Instructions to follow: Copy the records that follow exactly as written, but not their pictures.

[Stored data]
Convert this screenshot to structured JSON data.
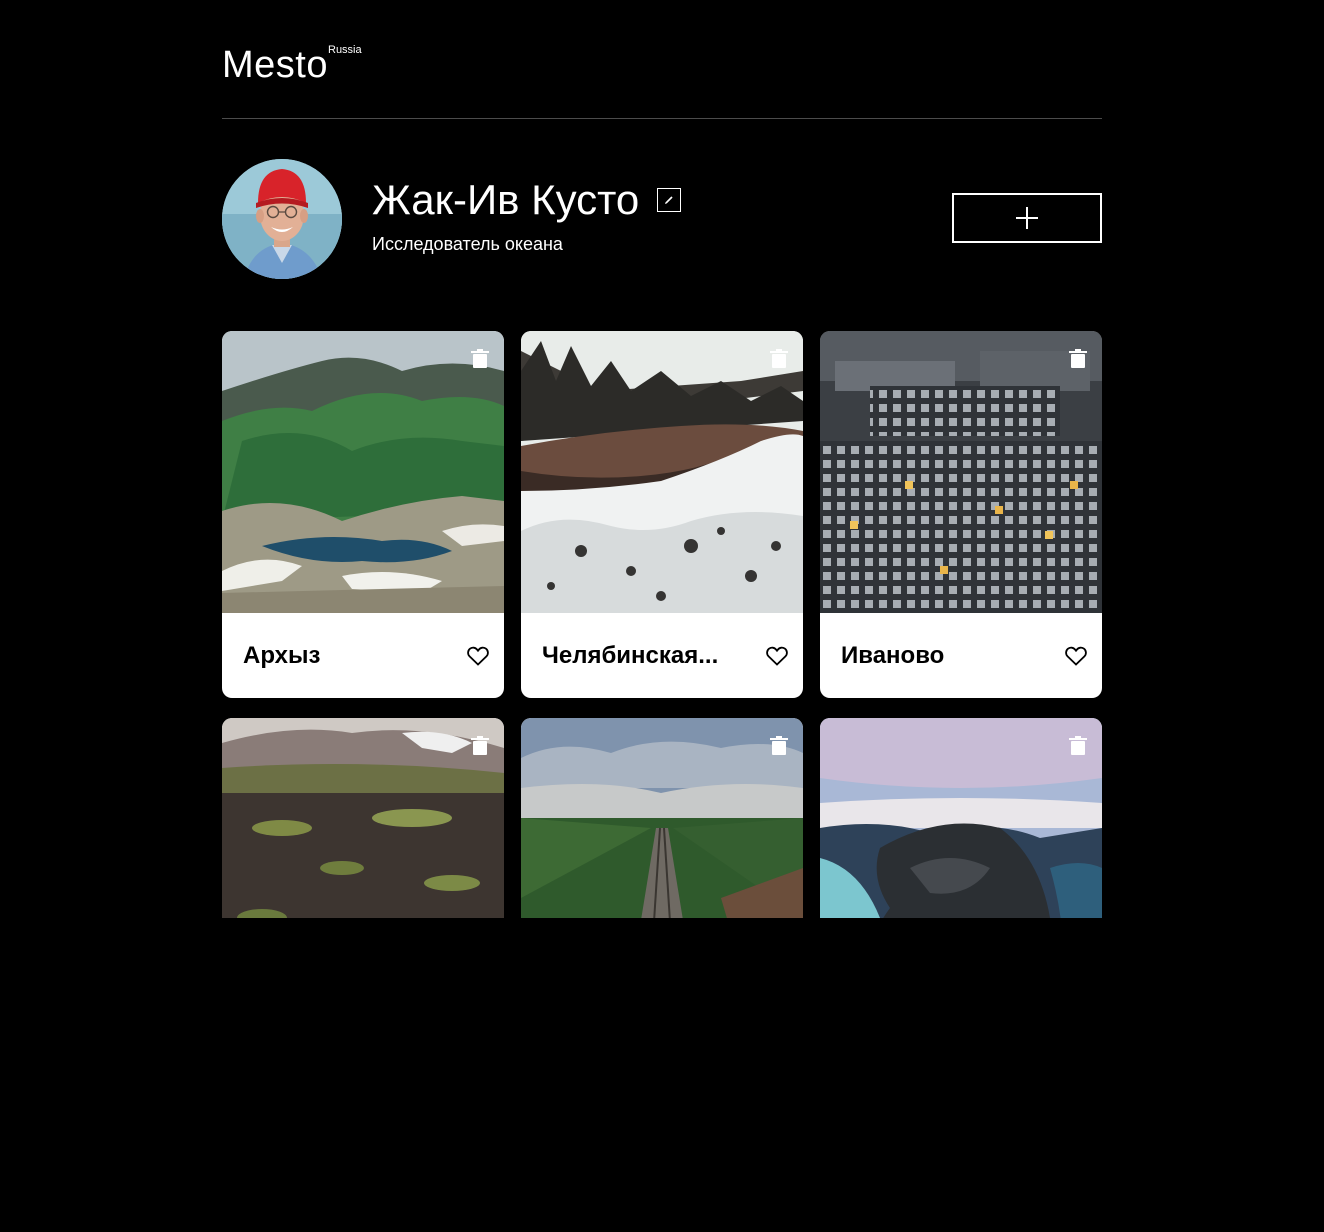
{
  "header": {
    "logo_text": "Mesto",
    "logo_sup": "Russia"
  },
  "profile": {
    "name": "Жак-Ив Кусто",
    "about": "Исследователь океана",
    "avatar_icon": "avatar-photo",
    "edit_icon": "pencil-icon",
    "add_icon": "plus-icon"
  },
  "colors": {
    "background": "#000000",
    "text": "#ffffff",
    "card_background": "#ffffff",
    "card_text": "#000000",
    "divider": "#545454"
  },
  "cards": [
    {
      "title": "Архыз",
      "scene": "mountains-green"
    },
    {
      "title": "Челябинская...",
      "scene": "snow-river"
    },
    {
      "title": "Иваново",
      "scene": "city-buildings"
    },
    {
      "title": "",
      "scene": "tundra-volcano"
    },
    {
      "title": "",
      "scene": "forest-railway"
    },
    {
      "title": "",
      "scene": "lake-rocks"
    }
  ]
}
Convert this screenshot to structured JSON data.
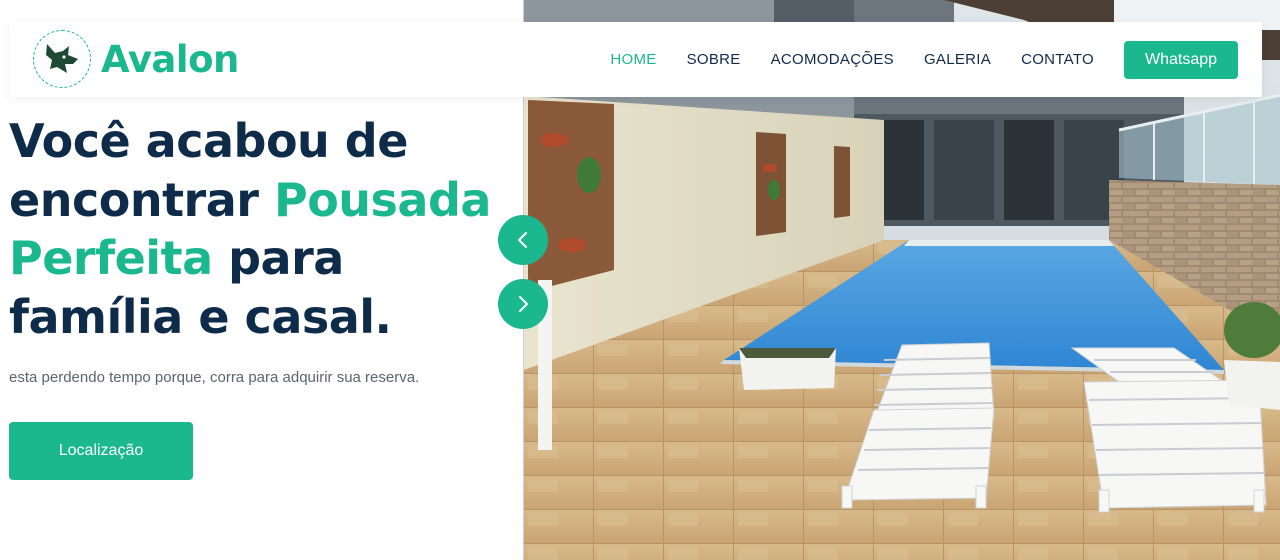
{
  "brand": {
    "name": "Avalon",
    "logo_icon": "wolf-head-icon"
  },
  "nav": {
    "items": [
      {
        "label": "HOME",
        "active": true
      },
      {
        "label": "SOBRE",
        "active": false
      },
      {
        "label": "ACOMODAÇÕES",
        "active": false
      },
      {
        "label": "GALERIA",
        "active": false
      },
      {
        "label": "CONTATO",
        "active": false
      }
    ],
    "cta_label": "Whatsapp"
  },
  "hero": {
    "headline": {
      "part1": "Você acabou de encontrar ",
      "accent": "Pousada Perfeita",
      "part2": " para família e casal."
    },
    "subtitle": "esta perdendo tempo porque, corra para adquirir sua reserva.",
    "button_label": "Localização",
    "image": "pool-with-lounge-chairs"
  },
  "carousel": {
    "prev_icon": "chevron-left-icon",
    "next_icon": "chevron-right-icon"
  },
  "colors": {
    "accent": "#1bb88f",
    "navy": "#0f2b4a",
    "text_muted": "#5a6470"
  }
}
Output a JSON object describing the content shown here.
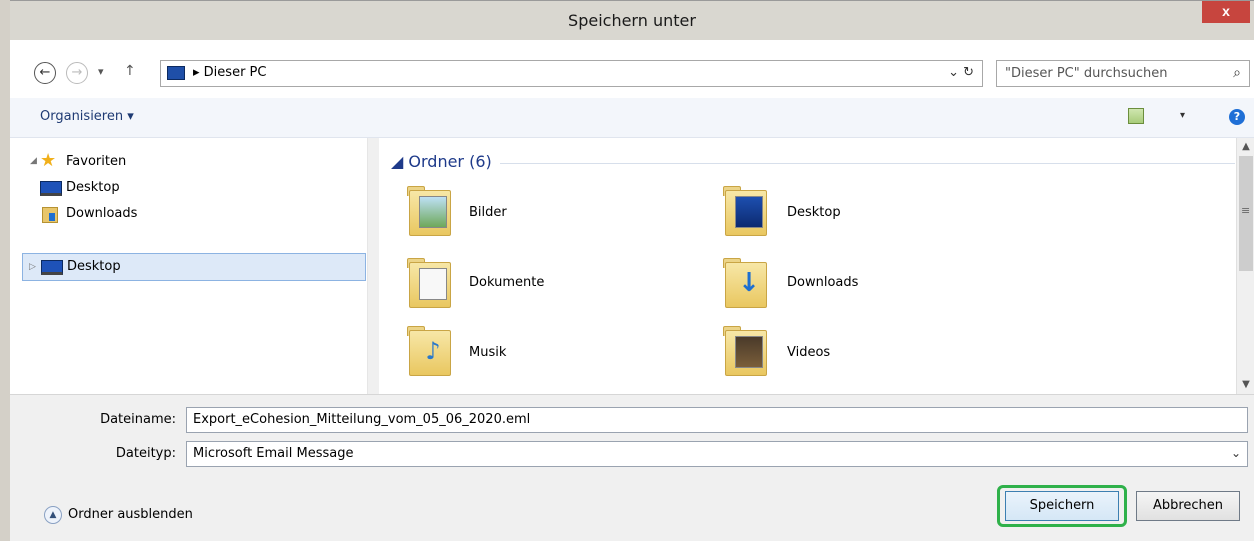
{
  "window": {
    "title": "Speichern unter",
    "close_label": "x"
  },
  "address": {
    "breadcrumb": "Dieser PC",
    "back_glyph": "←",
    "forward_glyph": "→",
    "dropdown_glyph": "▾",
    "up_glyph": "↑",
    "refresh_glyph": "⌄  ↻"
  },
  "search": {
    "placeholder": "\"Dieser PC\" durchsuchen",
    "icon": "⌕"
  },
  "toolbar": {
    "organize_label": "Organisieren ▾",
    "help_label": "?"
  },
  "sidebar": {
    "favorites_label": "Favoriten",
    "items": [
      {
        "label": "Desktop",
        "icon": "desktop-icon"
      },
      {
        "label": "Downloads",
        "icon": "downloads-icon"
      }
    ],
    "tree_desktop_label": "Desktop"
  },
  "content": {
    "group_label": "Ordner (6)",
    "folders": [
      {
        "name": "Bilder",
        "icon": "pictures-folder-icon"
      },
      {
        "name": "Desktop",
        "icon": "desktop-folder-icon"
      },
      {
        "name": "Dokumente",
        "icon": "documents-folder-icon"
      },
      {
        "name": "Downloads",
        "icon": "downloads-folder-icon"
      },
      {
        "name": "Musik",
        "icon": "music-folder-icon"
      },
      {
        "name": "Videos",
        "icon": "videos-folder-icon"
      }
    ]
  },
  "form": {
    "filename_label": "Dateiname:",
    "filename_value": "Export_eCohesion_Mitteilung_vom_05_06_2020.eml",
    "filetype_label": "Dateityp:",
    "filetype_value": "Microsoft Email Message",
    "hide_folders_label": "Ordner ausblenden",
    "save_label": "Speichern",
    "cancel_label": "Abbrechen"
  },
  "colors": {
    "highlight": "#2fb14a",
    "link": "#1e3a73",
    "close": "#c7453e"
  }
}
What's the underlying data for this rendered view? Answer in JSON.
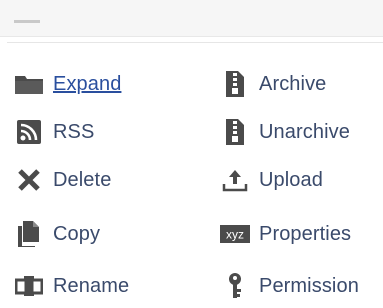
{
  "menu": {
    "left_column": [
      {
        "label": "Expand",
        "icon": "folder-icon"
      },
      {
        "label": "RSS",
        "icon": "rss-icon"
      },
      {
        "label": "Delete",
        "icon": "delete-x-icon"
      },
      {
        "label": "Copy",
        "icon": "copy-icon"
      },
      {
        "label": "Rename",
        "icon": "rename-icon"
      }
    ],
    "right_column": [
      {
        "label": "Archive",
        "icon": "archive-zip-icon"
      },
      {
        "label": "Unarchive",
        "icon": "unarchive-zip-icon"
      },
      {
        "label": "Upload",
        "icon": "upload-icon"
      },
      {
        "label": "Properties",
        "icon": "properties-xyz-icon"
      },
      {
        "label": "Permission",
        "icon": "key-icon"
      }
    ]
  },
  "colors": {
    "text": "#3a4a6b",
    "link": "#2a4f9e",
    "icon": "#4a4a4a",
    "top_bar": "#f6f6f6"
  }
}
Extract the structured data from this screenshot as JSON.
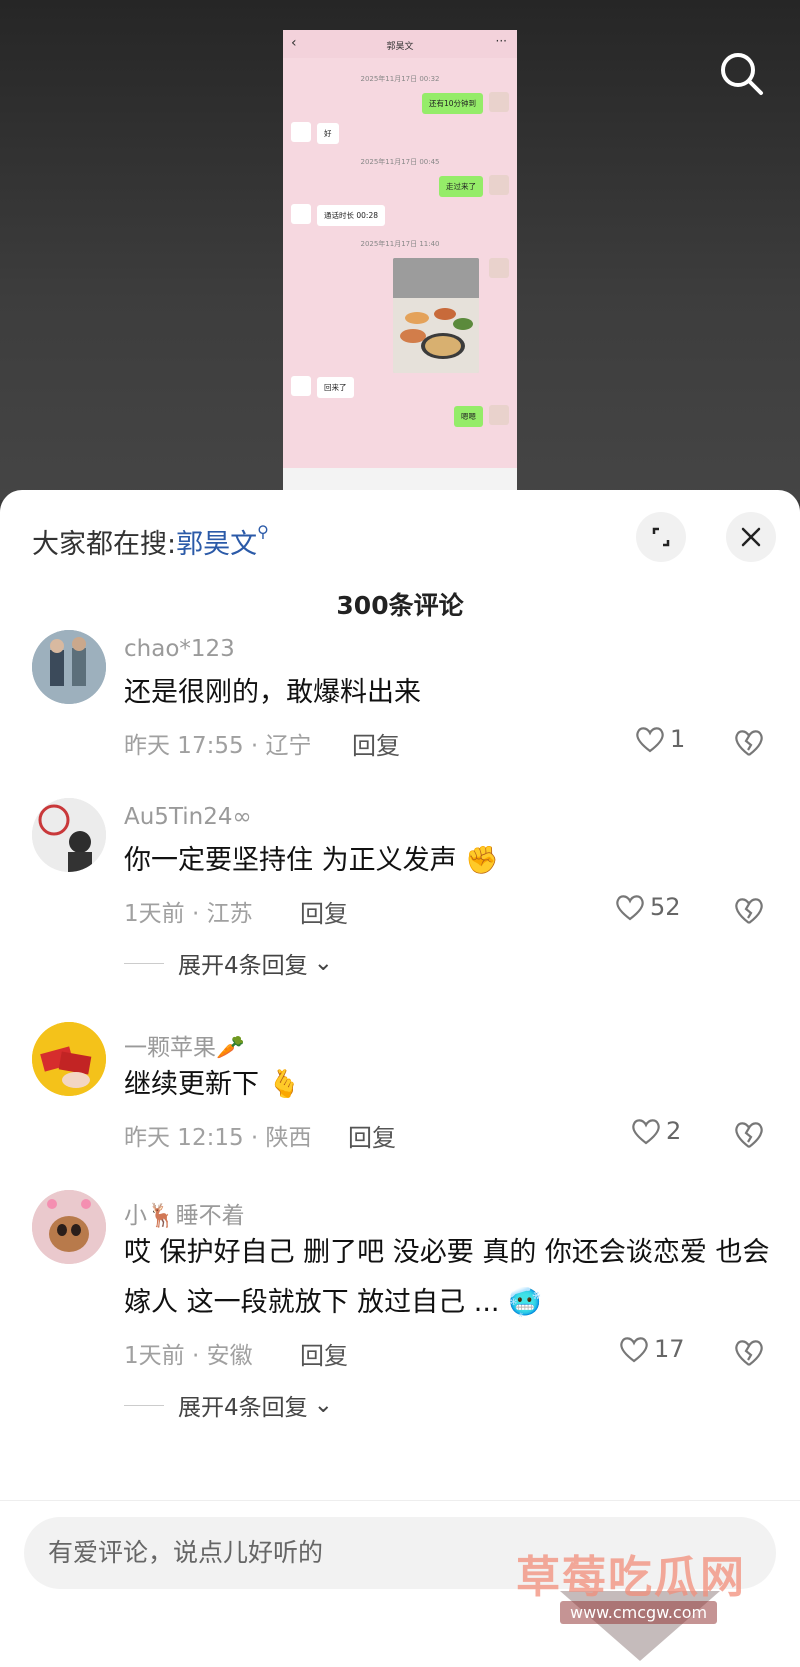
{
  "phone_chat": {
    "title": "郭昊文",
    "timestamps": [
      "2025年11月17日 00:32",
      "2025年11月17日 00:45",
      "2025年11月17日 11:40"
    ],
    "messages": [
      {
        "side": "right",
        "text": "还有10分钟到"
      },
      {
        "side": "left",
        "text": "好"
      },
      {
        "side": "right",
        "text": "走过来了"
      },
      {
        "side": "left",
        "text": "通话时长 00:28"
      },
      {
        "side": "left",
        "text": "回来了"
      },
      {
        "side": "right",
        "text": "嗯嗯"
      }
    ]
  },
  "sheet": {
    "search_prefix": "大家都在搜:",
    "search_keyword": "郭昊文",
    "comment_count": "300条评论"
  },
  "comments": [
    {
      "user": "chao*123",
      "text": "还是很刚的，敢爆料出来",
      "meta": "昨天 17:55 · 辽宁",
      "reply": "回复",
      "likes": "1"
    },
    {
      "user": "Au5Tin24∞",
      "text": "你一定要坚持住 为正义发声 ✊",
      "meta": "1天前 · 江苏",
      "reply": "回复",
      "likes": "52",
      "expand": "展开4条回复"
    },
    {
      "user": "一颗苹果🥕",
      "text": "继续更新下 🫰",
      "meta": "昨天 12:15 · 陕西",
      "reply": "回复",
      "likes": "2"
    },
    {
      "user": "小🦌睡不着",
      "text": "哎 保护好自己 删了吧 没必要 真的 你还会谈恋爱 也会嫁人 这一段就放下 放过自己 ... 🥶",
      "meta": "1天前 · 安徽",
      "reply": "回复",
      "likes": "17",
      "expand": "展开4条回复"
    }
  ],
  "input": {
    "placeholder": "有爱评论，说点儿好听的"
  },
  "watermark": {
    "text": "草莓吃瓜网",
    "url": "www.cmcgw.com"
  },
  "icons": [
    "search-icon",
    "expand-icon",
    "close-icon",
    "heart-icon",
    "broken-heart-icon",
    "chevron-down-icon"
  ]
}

Complete output:
Convert this screenshot to structured JSON data.
{
  "header": {
    "logo_text": "Mesto",
    "logo_sup": "Russia"
  },
  "profile": {
    "name": "Жак-Ив Кусто",
    "about": "Исследователь океана",
    "avatar_icon": "avatar-photo",
    "edit_icon": "pencil-icon",
    "add_icon": "plus-icon"
  },
  "colors": {
    "background": "#000000",
    "text": "#ffffff",
    "card_background": "#ffffff",
    "card_text": "#000000",
    "divider": "#545454"
  },
  "cards": [
    {
      "title": "Архыз",
      "scene": "mountains-green"
    },
    {
      "title": "Челябинская...",
      "scene": "snow-river"
    },
    {
      "title": "Иваново",
      "scene": "city-buildings"
    },
    {
      "title": "",
      "scene": "tundra-volcano"
    },
    {
      "title": "",
      "scene": "forest-railway"
    },
    {
      "title": "",
      "scene": "lake-rocks"
    }
  ]
}
Convert this screenshot to structured JSON data.
{
  "brand": {
    "name": "Avalon",
    "logo_icon": "wolf-head-icon"
  },
  "nav": {
    "items": [
      {
        "label": "HOME",
        "active": true
      },
      {
        "label": "SOBRE",
        "active": false
      },
      {
        "label": "ACOMODAÇÕES",
        "active": false
      },
      {
        "label": "GALERIA",
        "active": false
      },
      {
        "label": "CONTATO",
        "active": false
      }
    ],
    "cta_label": "Whatsapp"
  },
  "hero": {
    "headline": {
      "part1": "Você acabou de encontrar ",
      "accent": "Pousada Perfeita",
      "part2": " para família e casal."
    },
    "subtitle": "esta perdendo tempo porque, corra para adquirir sua reserva.",
    "button_label": "Localização",
    "image": "pool-with-lounge-chairs"
  },
  "carousel": {
    "prev_icon": "chevron-left-icon",
    "next_icon": "chevron-right-icon"
  },
  "colors": {
    "accent": "#1bb88f",
    "navy": "#0f2b4a",
    "text_muted": "#5a6470"
  }
}
Output a JSON object describing the content shown here.
{
  "window": {
    "title": "Speichern unter",
    "close_label": "x"
  },
  "address": {
    "breadcrumb": "Dieser PC",
    "back_glyph": "←",
    "forward_glyph": "→",
    "dropdown_glyph": "▾",
    "up_glyph": "↑",
    "refresh_glyph": "⌄  ↻"
  },
  "search": {
    "placeholder": "\"Dieser PC\" durchsuchen",
    "icon": "⌕"
  },
  "toolbar": {
    "organize_label": "Organisieren ▾",
    "help_label": "?"
  },
  "sidebar": {
    "favorites_label": "Favoriten",
    "items": [
      {
        "label": "Desktop",
        "icon": "desktop-icon"
      },
      {
        "label": "Downloads",
        "icon": "downloads-icon"
      }
    ],
    "tree_desktop_label": "Desktop"
  },
  "content": {
    "group_label": "Ordner (6)",
    "folders": [
      {
        "name": "Bilder",
        "icon": "pictures-folder-icon"
      },
      {
        "name": "Desktop",
        "icon": "desktop-folder-icon"
      },
      {
        "name": "Dokumente",
        "icon": "documents-folder-icon"
      },
      {
        "name": "Downloads",
        "icon": "downloads-folder-icon"
      },
      {
        "name": "Musik",
        "icon": "music-folder-icon"
      },
      {
        "name": "Videos",
        "icon": "videos-folder-icon"
      }
    ]
  },
  "form": {
    "filename_label": "Dateiname:",
    "filename_value": "Export_eCohesion_Mitteilung_vom_05_06_2020.eml",
    "filetype_label": "Dateityp:",
    "filetype_value": "Microsoft Email Message",
    "hide_folders_label": "Ordner ausblenden",
    "save_label": "Speichern",
    "cancel_label": "Abbrechen"
  },
  "colors": {
    "highlight": "#2fb14a",
    "link": "#1e3a73",
    "close": "#c7453e"
  }
}
What's the underlying data for this rendered view? Answer in JSON.
{
  "menu": {
    "left_column": [
      {
        "label": "Expand",
        "icon": "folder-icon"
      },
      {
        "label": "RSS",
        "icon": "rss-icon"
      },
      {
        "label": "Delete",
        "icon": "delete-x-icon"
      },
      {
        "label": "Copy",
        "icon": "copy-icon"
      },
      {
        "label": "Rename",
        "icon": "rename-icon"
      }
    ],
    "right_column": [
      {
        "label": "Archive",
        "icon": "archive-zip-icon"
      },
      {
        "label": "Unarchive",
        "icon": "unarchive-zip-icon"
      },
      {
        "label": "Upload",
        "icon": "upload-icon"
      },
      {
        "label": "Properties",
        "icon": "properties-xyz-icon"
      },
      {
        "label": "Permission",
        "icon": "key-icon"
      }
    ]
  },
  "colors": {
    "text": "#3a4a6b",
    "link": "#2a4f9e",
    "icon": "#4a4a4a",
    "top_bar": "#f6f6f6"
  }
}
Extract the structured data from this screenshot as JSON.
{
  "phone_chat": {
    "title": "郭昊文",
    "timestamps": [
      "2025年11月17日 00:32",
      "2025年11月17日 00:45",
      "2025年11月17日 11:40"
    ],
    "messages": [
      {
        "side": "right",
        "text": "还有10分钟到"
      },
      {
        "side": "left",
        "text": "好"
      },
      {
        "side": "right",
        "text": "走过来了"
      },
      {
        "side": "left",
        "text": "通话时长 00:28"
      },
      {
        "side": "left",
        "text": "回来了"
      },
      {
        "side": "right",
        "text": "嗯嗯"
      }
    ]
  },
  "sheet": {
    "search_prefix": "大家都在搜:",
    "search_keyword": "郭昊文",
    "comment_count": "300条评论"
  },
  "comments": [
    {
      "user": "chao*123",
      "text": "还是很刚的，敢爆料出来",
      "meta": "昨天 17:55 · 辽宁",
      "reply": "回复",
      "likes": "1"
    },
    {
      "user": "Au5Tin24∞",
      "text": "你一定要坚持住 为正义发声 ✊",
      "meta": "1天前 · 江苏",
      "reply": "回复",
      "likes": "52",
      "expand": "展开4条回复"
    },
    {
      "user": "一颗苹果🥕",
      "text": "继续更新下 🫰",
      "meta": "昨天 12:15 · 陕西",
      "reply": "回复",
      "likes": "2"
    },
    {
      "user": "小🦌睡不着",
      "text": "哎 保护好自己 删了吧 没必要 真的 你还会谈恋爱 也会嫁人 这一段就放下 放过自己 ... 🥶",
      "meta": "1天前 · 安徽",
      "reply": "回复",
      "likes": "17",
      "expand": "展开4条回复"
    }
  ],
  "input": {
    "placeholder": "有爱评论，说点儿好听的"
  },
  "watermark": {
    "text": "草莓吃瓜网",
    "url": "www.cmcgw.com"
  },
  "icons": [
    "search-icon",
    "expand-icon",
    "close-icon",
    "heart-icon",
    "broken-heart-icon",
    "chevron-down-icon"
  ]
}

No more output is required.